* _Goal_
Give only the number of lines in the listing below where the string "الزهد" occurs.

* _Given records_
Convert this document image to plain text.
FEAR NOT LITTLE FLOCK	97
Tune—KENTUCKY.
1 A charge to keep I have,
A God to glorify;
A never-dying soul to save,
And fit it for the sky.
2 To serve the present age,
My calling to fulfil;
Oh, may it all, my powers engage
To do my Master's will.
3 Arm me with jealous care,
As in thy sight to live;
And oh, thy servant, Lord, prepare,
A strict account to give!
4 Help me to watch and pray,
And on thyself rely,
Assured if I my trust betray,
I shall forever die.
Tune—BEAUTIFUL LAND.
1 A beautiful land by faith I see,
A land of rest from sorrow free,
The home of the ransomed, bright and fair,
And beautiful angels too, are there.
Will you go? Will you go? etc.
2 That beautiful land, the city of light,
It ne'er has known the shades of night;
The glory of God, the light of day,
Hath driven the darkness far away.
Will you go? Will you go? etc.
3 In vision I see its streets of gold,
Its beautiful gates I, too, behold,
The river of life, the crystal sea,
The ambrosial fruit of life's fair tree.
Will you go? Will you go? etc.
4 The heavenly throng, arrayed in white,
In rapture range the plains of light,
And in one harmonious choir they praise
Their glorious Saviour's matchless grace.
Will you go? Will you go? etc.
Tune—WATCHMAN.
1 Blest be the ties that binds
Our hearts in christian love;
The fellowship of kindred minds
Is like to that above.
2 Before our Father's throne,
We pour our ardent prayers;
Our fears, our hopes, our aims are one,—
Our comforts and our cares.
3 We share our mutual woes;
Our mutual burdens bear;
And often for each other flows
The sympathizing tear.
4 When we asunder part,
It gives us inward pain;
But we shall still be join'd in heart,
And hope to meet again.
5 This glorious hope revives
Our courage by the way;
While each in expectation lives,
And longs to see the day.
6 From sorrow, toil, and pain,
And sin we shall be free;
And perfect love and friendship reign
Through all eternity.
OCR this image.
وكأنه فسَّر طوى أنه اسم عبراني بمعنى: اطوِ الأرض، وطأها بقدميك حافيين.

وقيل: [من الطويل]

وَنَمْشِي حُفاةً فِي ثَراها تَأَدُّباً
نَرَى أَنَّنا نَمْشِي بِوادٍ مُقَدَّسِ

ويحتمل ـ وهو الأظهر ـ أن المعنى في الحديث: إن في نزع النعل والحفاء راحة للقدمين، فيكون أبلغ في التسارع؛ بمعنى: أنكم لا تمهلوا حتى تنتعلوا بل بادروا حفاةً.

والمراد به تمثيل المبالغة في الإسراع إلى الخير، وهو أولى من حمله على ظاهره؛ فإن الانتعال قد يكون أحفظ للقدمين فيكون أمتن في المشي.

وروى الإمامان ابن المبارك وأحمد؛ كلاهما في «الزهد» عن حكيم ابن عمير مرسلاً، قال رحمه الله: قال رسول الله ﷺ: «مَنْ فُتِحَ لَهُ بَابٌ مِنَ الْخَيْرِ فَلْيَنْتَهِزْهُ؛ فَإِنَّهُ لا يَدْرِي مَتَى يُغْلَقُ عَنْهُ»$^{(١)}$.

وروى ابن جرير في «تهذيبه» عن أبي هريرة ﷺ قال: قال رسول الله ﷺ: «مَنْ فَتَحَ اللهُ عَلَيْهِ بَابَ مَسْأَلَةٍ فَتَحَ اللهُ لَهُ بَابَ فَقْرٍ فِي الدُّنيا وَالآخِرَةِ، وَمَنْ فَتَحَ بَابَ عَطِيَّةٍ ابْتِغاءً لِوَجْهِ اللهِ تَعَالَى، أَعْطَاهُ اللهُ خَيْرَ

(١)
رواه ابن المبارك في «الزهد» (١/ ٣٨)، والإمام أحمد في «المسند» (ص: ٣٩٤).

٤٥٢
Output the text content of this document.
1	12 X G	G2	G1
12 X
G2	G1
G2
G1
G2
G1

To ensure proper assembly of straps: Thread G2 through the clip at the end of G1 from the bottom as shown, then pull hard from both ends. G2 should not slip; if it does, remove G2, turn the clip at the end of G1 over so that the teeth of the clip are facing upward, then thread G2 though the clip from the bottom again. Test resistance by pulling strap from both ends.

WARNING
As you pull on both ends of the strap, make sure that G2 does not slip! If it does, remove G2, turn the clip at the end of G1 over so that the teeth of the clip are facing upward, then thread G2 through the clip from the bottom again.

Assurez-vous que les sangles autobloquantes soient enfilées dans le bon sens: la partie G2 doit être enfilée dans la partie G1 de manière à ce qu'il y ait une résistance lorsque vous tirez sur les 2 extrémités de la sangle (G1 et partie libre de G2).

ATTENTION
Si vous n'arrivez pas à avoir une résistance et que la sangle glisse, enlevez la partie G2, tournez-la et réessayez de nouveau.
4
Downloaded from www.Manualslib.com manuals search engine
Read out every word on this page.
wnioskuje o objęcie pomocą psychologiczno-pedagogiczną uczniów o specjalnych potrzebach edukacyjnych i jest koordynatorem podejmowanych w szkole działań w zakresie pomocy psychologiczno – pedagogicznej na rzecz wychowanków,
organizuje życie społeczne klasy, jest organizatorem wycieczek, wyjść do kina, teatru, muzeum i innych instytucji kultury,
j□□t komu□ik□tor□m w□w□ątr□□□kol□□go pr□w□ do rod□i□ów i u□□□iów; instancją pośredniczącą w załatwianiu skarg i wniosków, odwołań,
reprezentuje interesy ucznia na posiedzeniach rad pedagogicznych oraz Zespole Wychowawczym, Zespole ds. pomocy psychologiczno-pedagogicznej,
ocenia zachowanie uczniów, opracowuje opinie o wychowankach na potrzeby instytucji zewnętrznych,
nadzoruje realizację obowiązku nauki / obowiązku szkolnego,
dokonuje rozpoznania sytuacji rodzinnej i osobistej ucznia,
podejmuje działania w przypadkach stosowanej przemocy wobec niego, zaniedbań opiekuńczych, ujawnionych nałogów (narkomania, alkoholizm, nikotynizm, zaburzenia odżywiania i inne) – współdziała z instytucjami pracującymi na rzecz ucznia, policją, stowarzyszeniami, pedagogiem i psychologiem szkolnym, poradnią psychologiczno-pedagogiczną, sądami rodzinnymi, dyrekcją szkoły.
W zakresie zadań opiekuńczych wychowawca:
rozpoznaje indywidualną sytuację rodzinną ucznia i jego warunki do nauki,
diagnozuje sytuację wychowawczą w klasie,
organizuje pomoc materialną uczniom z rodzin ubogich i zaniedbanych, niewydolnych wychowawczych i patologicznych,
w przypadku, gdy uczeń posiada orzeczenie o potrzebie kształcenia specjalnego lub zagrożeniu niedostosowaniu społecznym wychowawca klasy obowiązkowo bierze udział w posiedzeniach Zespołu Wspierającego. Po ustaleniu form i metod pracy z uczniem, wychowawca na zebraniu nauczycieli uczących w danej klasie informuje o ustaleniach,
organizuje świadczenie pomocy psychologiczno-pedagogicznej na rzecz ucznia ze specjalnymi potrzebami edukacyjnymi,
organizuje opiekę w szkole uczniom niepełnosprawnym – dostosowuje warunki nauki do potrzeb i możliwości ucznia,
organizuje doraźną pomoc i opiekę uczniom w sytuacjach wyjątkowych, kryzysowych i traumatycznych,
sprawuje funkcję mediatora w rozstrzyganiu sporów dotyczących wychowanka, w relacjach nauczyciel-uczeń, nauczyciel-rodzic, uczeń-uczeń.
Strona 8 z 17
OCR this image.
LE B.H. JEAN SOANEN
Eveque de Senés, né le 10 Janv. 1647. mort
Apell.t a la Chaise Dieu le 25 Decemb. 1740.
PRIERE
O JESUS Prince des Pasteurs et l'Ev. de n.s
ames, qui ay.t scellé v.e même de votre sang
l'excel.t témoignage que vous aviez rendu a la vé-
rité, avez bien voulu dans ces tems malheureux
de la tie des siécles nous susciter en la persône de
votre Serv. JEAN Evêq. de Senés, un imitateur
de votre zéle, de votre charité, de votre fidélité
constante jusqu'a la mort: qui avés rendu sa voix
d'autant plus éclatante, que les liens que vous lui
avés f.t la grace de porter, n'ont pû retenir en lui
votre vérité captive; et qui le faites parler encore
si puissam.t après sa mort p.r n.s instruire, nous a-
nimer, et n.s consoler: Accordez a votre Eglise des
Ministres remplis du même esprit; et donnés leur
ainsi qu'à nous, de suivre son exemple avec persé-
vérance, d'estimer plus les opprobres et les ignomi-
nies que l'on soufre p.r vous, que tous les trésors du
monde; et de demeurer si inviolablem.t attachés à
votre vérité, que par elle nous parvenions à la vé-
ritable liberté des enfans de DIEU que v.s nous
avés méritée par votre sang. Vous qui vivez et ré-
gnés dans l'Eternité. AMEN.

* _Result for this task_
2